Rows from a figure dataset
• • • •

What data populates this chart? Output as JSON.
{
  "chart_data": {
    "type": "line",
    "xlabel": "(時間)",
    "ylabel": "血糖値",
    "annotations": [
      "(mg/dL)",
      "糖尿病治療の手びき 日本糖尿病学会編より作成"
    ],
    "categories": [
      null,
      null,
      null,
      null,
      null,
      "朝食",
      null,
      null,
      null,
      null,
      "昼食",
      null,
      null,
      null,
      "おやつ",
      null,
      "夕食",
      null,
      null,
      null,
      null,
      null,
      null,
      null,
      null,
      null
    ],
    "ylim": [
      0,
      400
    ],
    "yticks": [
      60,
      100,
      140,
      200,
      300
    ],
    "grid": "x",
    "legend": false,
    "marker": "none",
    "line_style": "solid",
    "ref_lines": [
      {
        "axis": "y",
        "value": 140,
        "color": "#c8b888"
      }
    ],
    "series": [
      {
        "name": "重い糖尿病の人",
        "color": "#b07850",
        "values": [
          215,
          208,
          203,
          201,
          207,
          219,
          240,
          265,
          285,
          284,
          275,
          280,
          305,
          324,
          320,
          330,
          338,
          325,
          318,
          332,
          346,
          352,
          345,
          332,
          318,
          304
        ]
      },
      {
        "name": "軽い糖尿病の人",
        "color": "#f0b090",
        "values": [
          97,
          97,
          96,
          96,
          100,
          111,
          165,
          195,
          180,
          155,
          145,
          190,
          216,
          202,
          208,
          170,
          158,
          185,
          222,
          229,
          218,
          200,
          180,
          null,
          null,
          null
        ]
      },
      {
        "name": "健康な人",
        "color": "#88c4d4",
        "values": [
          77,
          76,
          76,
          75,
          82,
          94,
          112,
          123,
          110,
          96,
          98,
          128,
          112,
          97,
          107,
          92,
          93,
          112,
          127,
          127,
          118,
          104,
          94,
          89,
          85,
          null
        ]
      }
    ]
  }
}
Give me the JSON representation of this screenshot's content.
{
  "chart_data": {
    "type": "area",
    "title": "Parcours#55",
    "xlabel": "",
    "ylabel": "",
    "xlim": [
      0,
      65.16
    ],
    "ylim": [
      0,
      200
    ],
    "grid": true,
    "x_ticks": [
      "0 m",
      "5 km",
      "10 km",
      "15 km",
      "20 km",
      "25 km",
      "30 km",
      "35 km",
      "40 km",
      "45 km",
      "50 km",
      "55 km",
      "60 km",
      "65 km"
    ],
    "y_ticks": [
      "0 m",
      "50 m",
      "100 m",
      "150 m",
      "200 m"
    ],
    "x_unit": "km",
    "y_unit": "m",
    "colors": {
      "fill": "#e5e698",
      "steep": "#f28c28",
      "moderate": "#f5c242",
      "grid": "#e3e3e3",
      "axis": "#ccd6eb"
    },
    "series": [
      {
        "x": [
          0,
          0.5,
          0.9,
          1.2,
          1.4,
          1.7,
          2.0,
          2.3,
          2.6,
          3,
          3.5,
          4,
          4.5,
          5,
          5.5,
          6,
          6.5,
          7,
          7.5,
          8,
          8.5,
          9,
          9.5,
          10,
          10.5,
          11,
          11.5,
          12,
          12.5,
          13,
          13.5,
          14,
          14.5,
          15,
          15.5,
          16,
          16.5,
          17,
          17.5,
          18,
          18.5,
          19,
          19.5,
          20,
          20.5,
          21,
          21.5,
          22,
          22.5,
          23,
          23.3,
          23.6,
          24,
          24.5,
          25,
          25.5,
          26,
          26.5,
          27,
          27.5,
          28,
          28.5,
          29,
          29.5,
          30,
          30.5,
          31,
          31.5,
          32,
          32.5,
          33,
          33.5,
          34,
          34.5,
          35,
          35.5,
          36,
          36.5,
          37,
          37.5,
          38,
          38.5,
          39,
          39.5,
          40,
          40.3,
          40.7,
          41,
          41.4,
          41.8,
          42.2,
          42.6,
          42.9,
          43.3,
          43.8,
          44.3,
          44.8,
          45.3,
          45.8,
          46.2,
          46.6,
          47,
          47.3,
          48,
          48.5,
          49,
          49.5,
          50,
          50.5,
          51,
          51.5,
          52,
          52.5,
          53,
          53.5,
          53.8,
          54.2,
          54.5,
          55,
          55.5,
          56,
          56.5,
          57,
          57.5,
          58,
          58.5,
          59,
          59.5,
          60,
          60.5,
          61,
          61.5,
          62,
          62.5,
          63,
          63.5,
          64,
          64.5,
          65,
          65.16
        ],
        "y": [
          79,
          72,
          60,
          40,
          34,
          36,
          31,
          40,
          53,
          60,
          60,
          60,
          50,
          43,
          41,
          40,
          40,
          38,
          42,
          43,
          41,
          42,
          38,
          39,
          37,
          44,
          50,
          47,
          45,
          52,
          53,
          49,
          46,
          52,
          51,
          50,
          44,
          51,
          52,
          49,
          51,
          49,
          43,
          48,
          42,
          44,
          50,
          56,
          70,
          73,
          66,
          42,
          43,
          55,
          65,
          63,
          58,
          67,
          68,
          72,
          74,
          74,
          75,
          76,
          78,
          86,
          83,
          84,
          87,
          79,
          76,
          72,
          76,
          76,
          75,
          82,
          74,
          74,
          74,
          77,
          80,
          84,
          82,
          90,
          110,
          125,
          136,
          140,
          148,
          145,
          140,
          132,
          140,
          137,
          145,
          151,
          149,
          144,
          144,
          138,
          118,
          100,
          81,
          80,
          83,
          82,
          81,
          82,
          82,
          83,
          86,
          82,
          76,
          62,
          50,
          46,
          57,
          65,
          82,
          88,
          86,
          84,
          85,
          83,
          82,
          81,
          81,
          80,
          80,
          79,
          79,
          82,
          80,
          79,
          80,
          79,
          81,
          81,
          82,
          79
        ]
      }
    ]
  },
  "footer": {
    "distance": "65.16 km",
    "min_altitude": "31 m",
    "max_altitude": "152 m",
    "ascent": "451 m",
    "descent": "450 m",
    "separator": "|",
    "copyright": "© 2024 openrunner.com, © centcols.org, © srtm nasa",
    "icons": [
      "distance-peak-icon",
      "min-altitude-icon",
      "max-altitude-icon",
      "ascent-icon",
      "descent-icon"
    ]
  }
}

• • • •

### Direction
Give the listing above again, word for word.

### Correct output
What data populates this chart? Output as JSON.
{
  "chart_data": {
    "type": "line",
    "xlabel": "(時間)",
    "ylabel": "血糖値",
    "annotations": [
      "(mg/dL)",
      "糖尿病治療の手びき 日本糖尿病学会編より作成"
    ],
    "categories": [
      null,
      null,
      null,
      null,
      null,
      "朝食",
      null,
      null,
      null,
      null,
      "昼食",
      null,
      null,
      null,
      "おやつ",
      null,
      "夕食",
      null,
      null,
      null,
      null,
      null,
      null,
      null,
      null,
      null
    ],
    "ylim": [
      0,
      400
    ],
    "yticks": [
      60,
      100,
      140,
      200,
      300
    ],
    "grid": "x",
    "legend": false,
    "marker": "none",
    "line_style": "solid",
    "ref_lines": [
      {
        "axis": "y",
        "value": 140,
        "color": "#c8b888"
      }
    ],
    "series": [
      {
        "name": "重い糖尿病の人",
        "color": "#b07850",
        "values": [
          215,
          208,
          203,
          201,
          207,
          219,
          240,
          265,
          285,
          284,
          275,
          280,
          305,
          324,
          320,
          330,
          338,
          325,
          318,
          332,
          346,
          352,
          345,
          332,
          318,
          304
        ]
      },
      {
        "name": "軽い糖尿病の人",
        "color": "#f0b090",
        "values": [
          97,
          97,
          96,
          96,
          100,
          111,
          165,
          195,
          180,
          155,
          145,
          190,
          216,
          202,
          208,
          170,
          158,
          185,
          222,
          229,
          218,
          200,
          180,
          null,
          null,
          null
        ]
      },
      {
        "name": "健康な人",
        "color": "#88c4d4",
        "values": [
          77,
          76,
          76,
          75,
          82,
          94,
          112,
          123,
          110,
          96,
          98,
          128,
          112,
          97,
          107,
          92,
          93,
          112,
          127,
          127,
          118,
          104,
          94,
          89,
          85,
          null
        ]
      }
    ]
  }
}
Give me the JSON representation of this screenshot's content.
{
  "chart_data": {
    "type": "area",
    "title": "Parcours#55",
    "xlabel": "",
    "ylabel": "",
    "xlim": [
      0,
      65.16
    ],
    "ylim": [
      0,
      200
    ],
    "grid": true,
    "x_ticks": [
      "0 m",
      "5 km",
      "10 km",
      "15 km",
      "20 km",
      "25 km",
      "30 km",
      "35 km",
      "40 km",
      "45 km",
      "50 km",
      "55 km",
      "60 km",
      "65 km"
    ],
    "y_ticks": [
      "0 m",
      "50 m",
      "100 m",
      "150 m",
      "200 m"
    ],
    "x_unit": "km",
    "y_unit": "m",
    "colors": {
      "fill": "#e5e698",
      "steep": "#f28c28",
      "moderate": "#f5c242",
      "grid": "#e3e3e3",
      "axis": "#ccd6eb"
    },
    "series": [
      {
        "x": [
          0,
          0.5,
          0.9,
          1.2,
          1.4,
          1.7,
          2.0,
          2.3,
          2.6,
          3,
          3.5,
          4,
          4.5,
          5,
          5.5,
          6,
          6.5,
          7,
          7.5,
          8,
          8.5,
          9,
          9.5,
          10,
          10.5,
          11,
          11.5,
          12,
          12.5,
          13,
          13.5,
          14,
          14.5,
          15,
          15.5,
          16,
          16.5,
          17,
          17.5,
          18,
          18.5,
          19,
          19.5,
          20,
          20.5,
          21,
          21.5,
          22,
          22.5,
          23,
          23.3,
          23.6,
          24,
          24.5,
          25,
          25.5,
          26,
          26.5,
          27,
          27.5,
          28,
          28.5,
          29,
          29.5,
          30,
          30.5,
          31,
          31.5,
          32,
          32.5,
          33,
          33.5,
          34,
          34.5,
          35,
          35.5,
          36,
          36.5,
          37,
          37.5,
          38,
          38.5,
          39,
          39.5,
          40,
          40.3,
          40.7,
          41,
          41.4,
          41.8,
          42.2,
          42.6,
          42.9,
          43.3,
          43.8,
          44.3,
          44.8,
          45.3,
          45.8,
          46.2,
          46.6,
          47,
          47.3,
          48,
          48.5,
          49,
          49.5,
          50,
          50.5,
          51,
          51.5,
          52,
          52.5,
          53,
          53.5,
          53.8,
          54.2,
          54.5,
          55,
          55.5,
          56,
          56.5,
          57,
          57.5,
          58,
          58.5,
          59,
          59.5,
          60,
          60.5,
          61,
          61.5,
          62,
          62.5,
          63,
          63.5,
          64,
          64.5,
          65,
          65.16
        ],
        "y": [
          79,
          72,
          60,
          40,
          34,
          36,
          31,
          40,
          53,
          60,
          60,
          60,
          50,
          43,
          41,
          40,
          40,
          38,
          42,
          43,
          41,
          42,
          38,
          39,
          37,
          44,
          50,
          47,
          45,
          52,
          53,
          49,
          46,
          52,
          51,
          50,
          44,
          51,
          52,
          49,
          51,
          49,
          43,
          48,
          42,
          44,
          50,
          56,
          70,
          73,
          66,
          42,
          43,
          55,
          65,
          63,
          58,
          67,
          68,
          72,
          74,
          74,
          75,
          76,
          78,
          86,
          83,
          84,
          87,
          79,
          76,
          72,
          76,
          76,
          75,
          82,
          74,
          74,
          74,
          77,
          80,
          84,
          82,
          90,
          110,
          125,
          136,
          140,
          148,
          145,
          140,
          132,
          140,
          137,
          145,
          151,
          149,
          144,
          144,
          138,
          118,
          100,
          81,
          80,
          83,
          82,
          81,
          82,
          82,
          83,
          86,
          82,
          76,
          62,
          50,
          46,
          57,
          65,
          82,
          88,
          86,
          84,
          85,
          83,
          82,
          81,
          81,
          80,
          80,
          79,
          79,
          82,
          80,
          79,
          80,
          79,
          81,
          81,
          82,
          79
        ]
      }
    ]
  },
  "footer": {
    "distance": "65.16 km",
    "min_altitude": "31 m",
    "max_altitude": "152 m",
    "ascent": "451 m",
    "descent": "450 m",
    "separator": "|",
    "copyright": "© 2024 openrunner.com, © centcols.org, © srtm nasa",
    "icons": [
      "distance-peak-icon",
      "min-altitude-icon",
      "max-altitude-icon",
      "ascent-icon",
      "descent-icon"
    ]
  }
}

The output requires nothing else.